● Boxed element entries
▼

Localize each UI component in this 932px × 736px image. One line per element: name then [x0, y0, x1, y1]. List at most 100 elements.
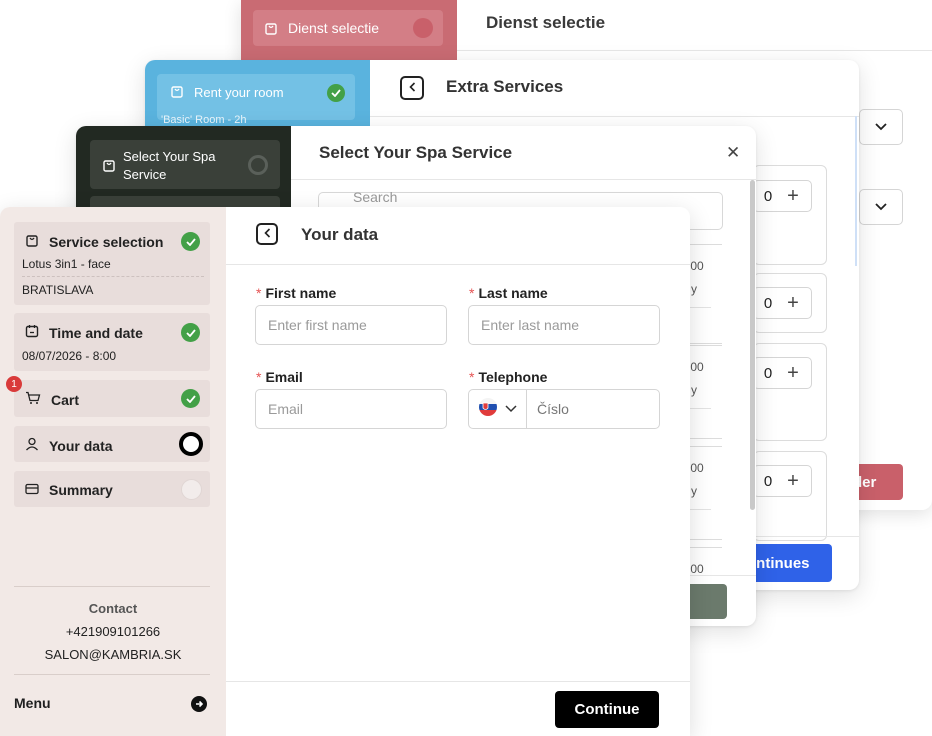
step-label: Cart	[51, 391, 80, 408]
price-suffix: y	[691, 282, 697, 296]
arrow-right-icon[interactable]	[191, 696, 207, 712]
step-label: Your data	[49, 437, 113, 454]
divider	[226, 681, 690, 682]
chevron-down-icon	[875, 198, 887, 216]
chevron-left-icon	[408, 79, 416, 97]
required-mark: *	[469, 369, 475, 385]
your-data-window: Service selection Lotus 3in1 - face BRAT…	[0, 207, 690, 736]
sidebar-item-spa-service[interactable]: Select Your Spa Service	[90, 140, 280, 189]
label-text: Telephone	[478, 369, 548, 385]
quantity-stepper[interactable]: 0 +	[753, 180, 812, 212]
cart-count-badge: 1	[6, 376, 22, 392]
focus-border	[855, 116, 857, 266]
page-title: Select Your Spa Service	[319, 143, 513, 162]
last-name-label: * Last name	[469, 285, 548, 301]
label-text: Last name	[478, 285, 548, 301]
cart-icon	[25, 391, 41, 408]
divider	[14, 586, 210, 587]
close-icon[interactable]: ✕	[726, 143, 740, 163]
phone-number-input[interactable]	[527, 391, 647, 427]
quantity-value: 0	[763, 472, 773, 490]
plus-icon[interactable]: +	[778, 362, 808, 385]
back-button[interactable]	[256, 223, 278, 245]
divider	[22, 276, 204, 277]
step-detail: BRATISLAVA	[22, 283, 94, 297]
dropdown-toggle[interactable]	[859, 189, 903, 225]
last-name-field[interactable]	[468, 305, 660, 345]
check-icon	[181, 323, 200, 342]
plus-icon[interactable]: +	[778, 470, 808, 493]
required-mark: *	[469, 285, 475, 301]
sidebar-item-summary[interactable]: Summary	[14, 471, 210, 507]
email-field[interactable]	[255, 389, 447, 429]
quantity-value: 0	[763, 294, 773, 312]
sidebar-item-service-selection[interactable]: Service selection Lotus 3in1 - face BRAT…	[14, 222, 210, 305]
contact-title: Contact	[88, 601, 138, 616]
label-text: First name	[265, 285, 337, 301]
divider	[226, 264, 690, 265]
slovakia-flag-icon	[478, 397, 497, 421]
shopping-bag-icon	[170, 84, 184, 101]
plus-icon[interactable]: +	[778, 185, 808, 208]
price-suffix: y	[691, 383, 697, 397]
chevron-down-icon	[875, 118, 887, 136]
current-step-indicator	[179, 432, 203, 456]
required-mark: *	[256, 285, 262, 301]
telephone-field	[468, 389, 660, 429]
shopping-bag-icon	[102, 158, 116, 177]
label-text: Email	[265, 369, 303, 385]
back-button[interactable]	[400, 76, 424, 100]
first-name-label: * First name	[256, 285, 336, 301]
first-name-field[interactable]	[255, 305, 447, 345]
divider	[14, 674, 210, 675]
dropdown-toggle[interactable]	[859, 109, 903, 145]
calendar-icon	[25, 324, 39, 341]
telephone-label: * Telephone	[469, 369, 547, 385]
divider	[370, 116, 859, 117]
status-indicator	[413, 18, 433, 38]
check-icon	[327, 84, 345, 102]
contact-phone[interactable]: +421909101266	[0, 624, 226, 639]
page-title: Dienst selectie	[486, 13, 606, 32]
sidebar-item-rent-room[interactable]: Rent your room 'Basic' Room - 2h	[157, 74, 355, 126]
shopping-bag-icon	[264, 21, 278, 35]
divider	[457, 50, 932, 51]
required-mark: *	[256, 369, 262, 385]
pending-step-indicator	[181, 479, 202, 500]
page-title: Extra Services	[446, 77, 564, 96]
sidebar-item-detail: 'Basic' Room - 2h	[161, 114, 247, 126]
booking-sidebar: Service selection Lotus 3in1 - face BRAT…	[0, 207, 226, 736]
plus-icon[interactable]: +	[778, 292, 808, 315]
step-label: Service selection	[49, 233, 164, 250]
search-placeholder: Search	[353, 189, 398, 205]
step-label: Time and date	[49, 324, 143, 341]
sidebar-item-your-data[interactable]: Your data	[14, 426, 210, 462]
user-icon	[25, 437, 39, 454]
sidebar-item-cart[interactable]: Cart	[14, 380, 210, 417]
sidebar-item-label: Select Your Spa Service	[123, 149, 216, 182]
sidebar-item-label: Rent your room	[194, 85, 284, 100]
sidebar-item-label: Dienst selectie	[288, 20, 380, 36]
price-suffix: y	[691, 484, 697, 498]
status-indicator	[248, 155, 268, 175]
step-label: Summary	[49, 482, 113, 498]
quantity-stepper[interactable]: 0 +	[753, 287, 812, 319]
email-label: * Email	[256, 369, 303, 385]
continue-button[interactable]: Continue	[555, 691, 659, 728]
sidebar-item-dienst-selectie[interactable]: Dienst selectie	[253, 10, 443, 46]
step-detail: 08/07/2026 - 8:00	[22, 349, 117, 363]
menu-label[interactable]: Menu	[14, 695, 51, 711]
quantity-value: 0	[763, 364, 773, 382]
shopping-bag-icon	[25, 233, 39, 250]
scrollbar[interactable]	[750, 180, 755, 510]
quantity-stepper[interactable]: 0 +	[753, 465, 812, 497]
step-detail: Lotus 3in1 - face	[22, 257, 111, 271]
sidebar-item-time-and-date[interactable]: Time and date 08/07/2026 - 8:00	[14, 313, 210, 371]
quantity-stepper[interactable]: 0 +	[753, 357, 812, 389]
chevron-down-icon	[504, 400, 517, 418]
contact-email[interactable]: SALON@KAMBRIA.SK	[0, 647, 226, 662]
check-icon	[181, 389, 200, 408]
quantity-value: 0	[763, 187, 773, 205]
divider	[291, 179, 756, 180]
country-code-select[interactable]	[469, 390, 527, 428]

▲

● WRITTEN INSTRUCTION
Could you repeat the items that begin with the line containing "391, 80, 408]" and end with the line containing "your-data-window: Service selection", substituting "stage-label" for every "step-label" and leaving all else the same?

● CORRECT OUTPUT
stage-label: Cart	[51, 391, 80, 408]
price-suffix: y	[691, 282, 697, 296]
arrow-right-icon[interactable]	[191, 696, 207, 712]
stage-label: Your data	[49, 437, 113, 454]
divider	[226, 681, 690, 682]
chevron-down-icon	[875, 198, 887, 216]
chevron-left-icon	[408, 79, 416, 97]
required-mark: *	[469, 369, 475, 385]
your-data-window: Service selection Lotus 3in1 - face BRAT…	[0, 207, 690, 736]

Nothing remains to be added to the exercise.